Saved data entries
§ §

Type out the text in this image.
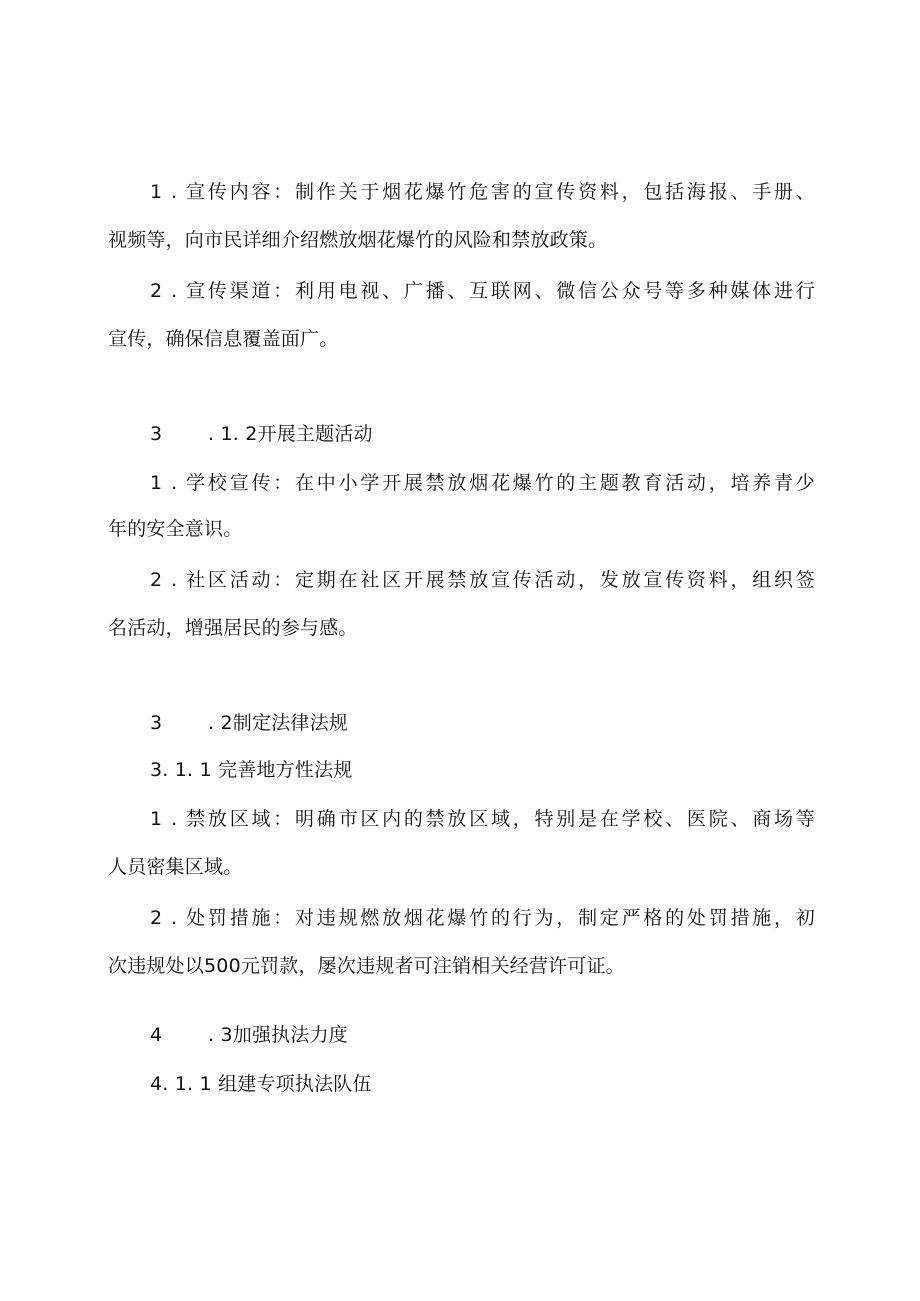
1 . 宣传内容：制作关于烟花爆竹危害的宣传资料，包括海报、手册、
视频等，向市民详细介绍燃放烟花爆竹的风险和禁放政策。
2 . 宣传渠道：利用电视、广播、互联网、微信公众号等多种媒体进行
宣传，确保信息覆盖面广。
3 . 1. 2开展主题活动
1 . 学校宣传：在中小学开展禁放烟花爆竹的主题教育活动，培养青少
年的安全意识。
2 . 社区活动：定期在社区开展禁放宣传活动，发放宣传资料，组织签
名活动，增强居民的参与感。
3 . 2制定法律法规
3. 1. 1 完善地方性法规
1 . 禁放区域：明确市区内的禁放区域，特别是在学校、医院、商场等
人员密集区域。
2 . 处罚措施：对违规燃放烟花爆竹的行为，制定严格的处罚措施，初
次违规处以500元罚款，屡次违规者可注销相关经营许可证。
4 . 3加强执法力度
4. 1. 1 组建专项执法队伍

§ §

What you need to do: Leave out the pictures and retype every line above exactly.

Written response:
Type out the text in this image.
1 . 宣传内容：制作关于烟花爆竹危害的宣传资料，包括海报、手册、
视频等，向市民详细介绍燃放烟花爆竹的风险和禁放政策。
2 . 宣传渠道：利用电视、广播、互联网、微信公众号等多种媒体进行
宣传，确保信息覆盖面广。
3 . 1. 2开展主题活动
1 . 学校宣传：在中小学开展禁放烟花爆竹的主题教育活动，培养青少
年的安全意识。
2 . 社区活动：定期在社区开展禁放宣传活动，发放宣传资料，组织签
名活动，增强居民的参与感。
3 . 2制定法律法规
3. 1. 1 完善地方性法规
1 . 禁放区域：明确市区内的禁放区域，特别是在学校、医院、商场等
人员密集区域。
2 . 处罚措施：对违规燃放烟花爆竹的行为，制定严格的处罚措施，初
次违规处以500元罚款，屡次违规者可注销相关经营许可证。
4 . 3加强执法力度
4. 1. 1 组建专项执法队伍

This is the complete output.